§ **WHAT YOU HAVE TO DO**
Reproduce the listing below exactly, minus its pictures.

§ **PROVIDED ENTRIES**

════

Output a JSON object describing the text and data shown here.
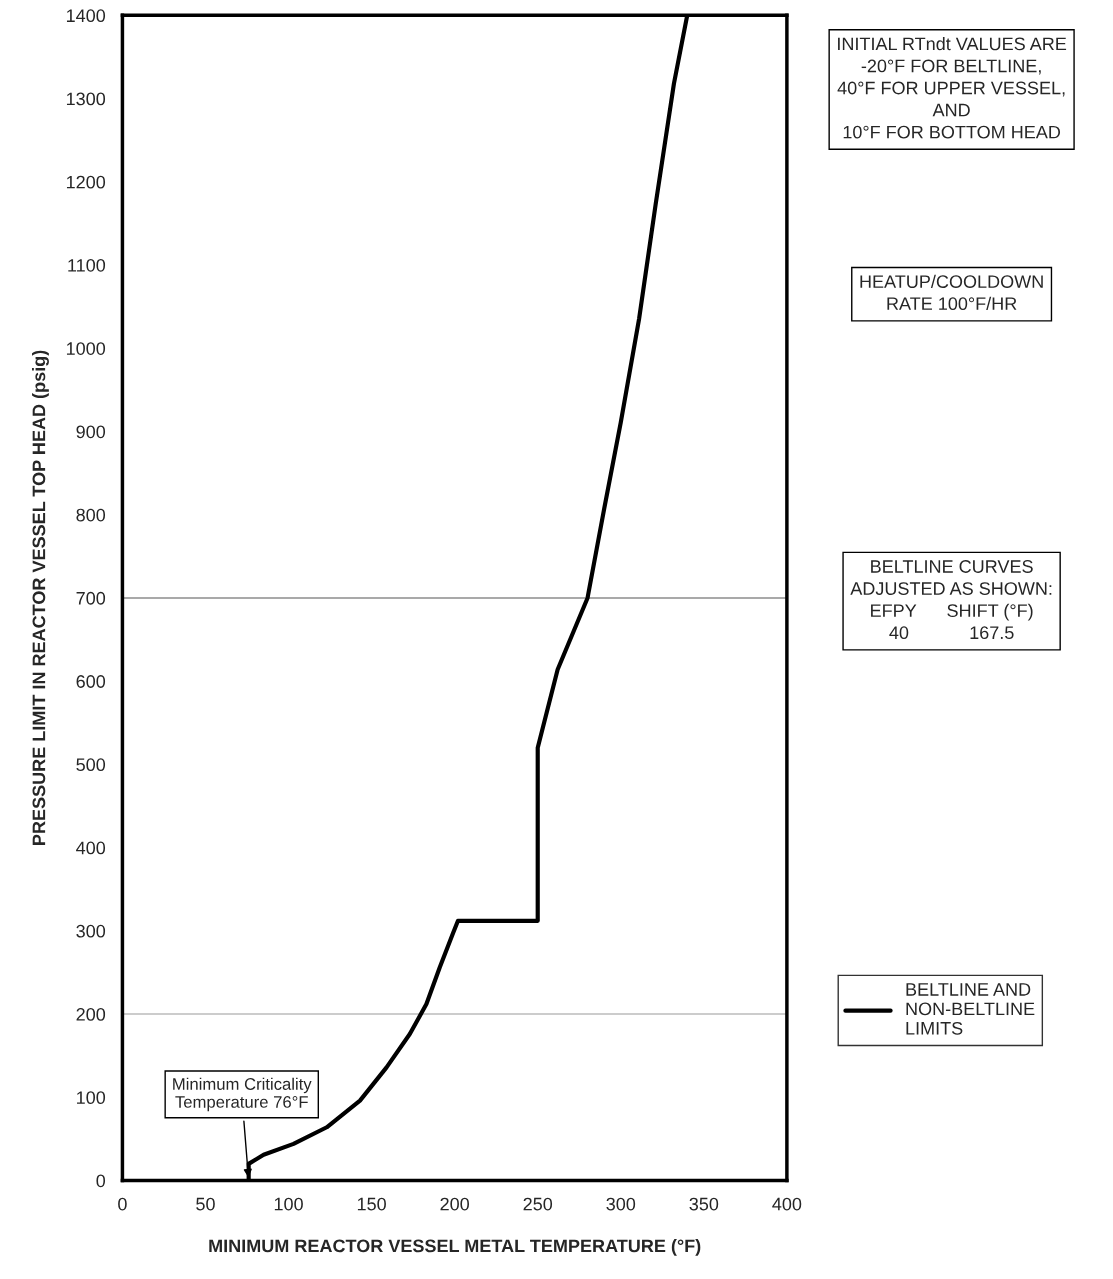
{
  "chart_data": {
    "type": "line",
    "xlabel": "MINIMUM REACTOR VESSEL METAL TEMPERATURE (°F)",
    "ylabel": "PRESSURE LIMIT IN REACTOR VESSEL TOP HEAD (psig)",
    "series": [
      {
        "name": "BELTLINE AND\nNON-BELTLINE\nLIMITS",
        "color": "#000000",
        "x": [
          76,
          76,
          85,
          103,
          123,
          143,
          159,
          173,
          183,
          191,
          199,
          202,
          250,
          250,
          262,
          280,
          290,
          300,
          311,
          321,
          332,
          340
        ],
        "values": [
          0,
          20,
          31,
          44,
          64,
          96,
          136,
          176,
          212,
          256,
          297,
          312,
          312,
          520,
          614,
          700,
          807,
          911,
          1035,
          1173,
          1318,
          1400
        ]
      }
    ],
    "xlim": [
      0,
      400
    ],
    "xticks": [
      0,
      50,
      100,
      150,
      200,
      250,
      300,
      350,
      400
    ],
    "ylim": [
      0,
      1400
    ],
    "yticks": [
      0,
      100,
      200,
      300,
      400,
      500,
      600,
      700,
      800,
      900,
      1000,
      1100,
      1200,
      1300,
      1400
    ],
    "ref_lines": [
      {
        "axis": "y",
        "value": 200,
        "color": "#999999"
      },
      {
        "axis": "y",
        "value": 700,
        "color": "#555555"
      }
    ],
    "grid": false,
    "legend": "right",
    "marker": "none",
    "line_style": "solid",
    "annotations": [
      {
        "text": "Minimum Criticality\nTemperature 76°F",
        "x": 76,
        "y": 0
      },
      "INITIAL RTndt VALUES ARE\n-20°F FOR BELTLINE,\n40°F FOR UPPER VESSEL,\nAND\n10°F FOR BOTTOM HEAD",
      "HEATUP/COOLDOWN\nRATE 100°F/HR",
      "BELTLINE CURVES\nADJUSTED AS SHOWN:\nEFPY      SHIFT (°F)\n40            167.5"
    ]
  }
}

════

§ **FULL OUTPUT**
Output a JSON object describing the text and data shown here.
{
  "chart_data": {
    "type": "line",
    "xlabel": "MINIMUM REACTOR VESSEL METAL TEMPERATURE (°F)",
    "ylabel": "PRESSURE LIMIT IN REACTOR VESSEL TOP HEAD (psig)",
    "series": [
      {
        "name": "BELTLINE AND\nNON-BELTLINE\nLIMITS",
        "color": "#000000",
        "x": [
          76,
          76,
          85,
          103,
          123,
          143,
          159,
          173,
          183,
          191,
          199,
          202,
          250,
          250,
          262,
          280,
          290,
          300,
          311,
          321,
          332,
          340
        ],
        "values": [
          0,
          20,
          31,
          44,
          64,
          96,
          136,
          176,
          212,
          256,
          297,
          312,
          312,
          520,
          614,
          700,
          807,
          911,
          1035,
          1173,
          1318,
          1400
        ]
      }
    ],
    "xlim": [
      0,
      400
    ],
    "xticks": [
      0,
      50,
      100,
      150,
      200,
      250,
      300,
      350,
      400
    ],
    "ylim": [
      0,
      1400
    ],
    "yticks": [
      0,
      100,
      200,
      300,
      400,
      500,
      600,
      700,
      800,
      900,
      1000,
      1100,
      1200,
      1300,
      1400
    ],
    "ref_lines": [
      {
        "axis": "y",
        "value": 200,
        "color": "#999999"
      },
      {
        "axis": "y",
        "value": 700,
        "color": "#555555"
      }
    ],
    "grid": false,
    "legend": "right",
    "marker": "none",
    "line_style": "solid",
    "annotations": [
      {
        "text": "Minimum Criticality\nTemperature 76°F",
        "x": 76,
        "y": 0
      },
      "INITIAL RTndt VALUES ARE\n-20°F FOR BELTLINE,\n40°F FOR UPPER VESSEL,\nAND\n10°F FOR BOTTOM HEAD",
      "HEATUP/COOLDOWN\nRATE 100°F/HR",
      "BELTLINE CURVES\nADJUSTED AS SHOWN:\nEFPY      SHIFT (°F)\n40            167.5"
    ]
  }
}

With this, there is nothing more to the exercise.